Information supplied ▸
— START —

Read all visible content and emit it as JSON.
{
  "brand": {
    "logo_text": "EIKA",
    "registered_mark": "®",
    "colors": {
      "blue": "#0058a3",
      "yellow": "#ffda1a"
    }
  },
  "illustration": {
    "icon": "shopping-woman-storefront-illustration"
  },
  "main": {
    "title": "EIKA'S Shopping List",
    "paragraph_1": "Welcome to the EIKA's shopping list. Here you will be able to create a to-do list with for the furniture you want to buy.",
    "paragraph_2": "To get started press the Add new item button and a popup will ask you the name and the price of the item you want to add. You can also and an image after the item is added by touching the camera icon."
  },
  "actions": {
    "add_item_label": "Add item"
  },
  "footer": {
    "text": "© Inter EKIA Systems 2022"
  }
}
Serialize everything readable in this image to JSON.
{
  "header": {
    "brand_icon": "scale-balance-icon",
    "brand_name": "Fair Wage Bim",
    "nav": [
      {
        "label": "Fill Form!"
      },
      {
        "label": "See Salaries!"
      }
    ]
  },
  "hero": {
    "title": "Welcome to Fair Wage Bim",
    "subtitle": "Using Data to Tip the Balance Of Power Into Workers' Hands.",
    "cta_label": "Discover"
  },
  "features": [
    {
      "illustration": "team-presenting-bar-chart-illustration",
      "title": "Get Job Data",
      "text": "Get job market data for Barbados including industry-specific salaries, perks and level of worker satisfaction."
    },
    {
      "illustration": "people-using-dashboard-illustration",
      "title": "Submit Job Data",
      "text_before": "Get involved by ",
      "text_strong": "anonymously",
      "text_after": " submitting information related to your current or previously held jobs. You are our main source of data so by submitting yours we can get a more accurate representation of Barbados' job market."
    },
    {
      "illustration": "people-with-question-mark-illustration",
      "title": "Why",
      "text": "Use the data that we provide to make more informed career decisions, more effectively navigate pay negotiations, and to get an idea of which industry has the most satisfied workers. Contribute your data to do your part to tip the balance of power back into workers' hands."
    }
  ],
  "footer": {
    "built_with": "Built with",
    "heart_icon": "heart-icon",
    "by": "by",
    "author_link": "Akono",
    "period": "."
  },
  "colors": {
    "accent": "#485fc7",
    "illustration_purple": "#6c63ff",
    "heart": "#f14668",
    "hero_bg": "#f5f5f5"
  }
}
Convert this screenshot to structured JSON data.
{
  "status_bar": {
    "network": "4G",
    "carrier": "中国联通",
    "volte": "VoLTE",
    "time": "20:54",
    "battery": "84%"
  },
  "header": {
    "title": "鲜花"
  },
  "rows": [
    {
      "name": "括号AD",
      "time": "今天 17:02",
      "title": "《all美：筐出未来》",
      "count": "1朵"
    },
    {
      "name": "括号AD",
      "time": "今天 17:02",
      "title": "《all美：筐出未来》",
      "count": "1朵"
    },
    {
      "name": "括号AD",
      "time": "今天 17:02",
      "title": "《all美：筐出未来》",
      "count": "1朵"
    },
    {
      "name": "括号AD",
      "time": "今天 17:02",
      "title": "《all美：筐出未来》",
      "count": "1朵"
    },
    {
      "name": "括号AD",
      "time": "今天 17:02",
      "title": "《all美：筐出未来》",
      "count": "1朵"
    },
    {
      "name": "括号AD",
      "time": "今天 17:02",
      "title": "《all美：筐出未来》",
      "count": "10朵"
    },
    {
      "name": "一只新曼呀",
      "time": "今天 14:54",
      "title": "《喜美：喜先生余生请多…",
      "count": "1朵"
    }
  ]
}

— END —

Given request ▸ Give again the lines from the line holding "Convert this screenshot" through the close of the listing, both included, exactly as written and with nothing else.

Solution for this task ▸
Convert this screenshot to structured JSON data.
{
  "status_bar": {
    "network": "4G",
    "carrier": "中国联通",
    "volte": "VoLTE",
    "time": "20:54",
    "battery": "84%"
  },
  "header": {
    "title": "鲜花"
  },
  "rows": [
    {
      "name": "括号AD",
      "time": "今天 17:02",
      "title": "《all美：筐出未来》",
      "count": "1朵"
    },
    {
      "name": "括号AD",
      "time": "今天 17:02",
      "title": "《all美：筐出未来》",
      "count": "1朵"
    },
    {
      "name": "括号AD",
      "time": "今天 17:02",
      "title": "《all美：筐出未来》",
      "count": "1朵"
    },
    {
      "name": "括号AD",
      "time": "今天 17:02",
      "title": "《all美：筐出未来》",
      "count": "1朵"
    },
    {
      "name": "括号AD",
      "time": "今天 17:02",
      "title": "《all美：筐出未来》",
      "count": "1朵"
    },
    {
      "name": "括号AD",
      "time": "今天 17:02",
      "title": "《all美：筐出未来》",
      "count": "10朵"
    },
    {
      "name": "一只新曼呀",
      "time": "今天 14:54",
      "title": "《喜美：喜先生余生请多…",
      "count": "1朵"
    }
  ]
}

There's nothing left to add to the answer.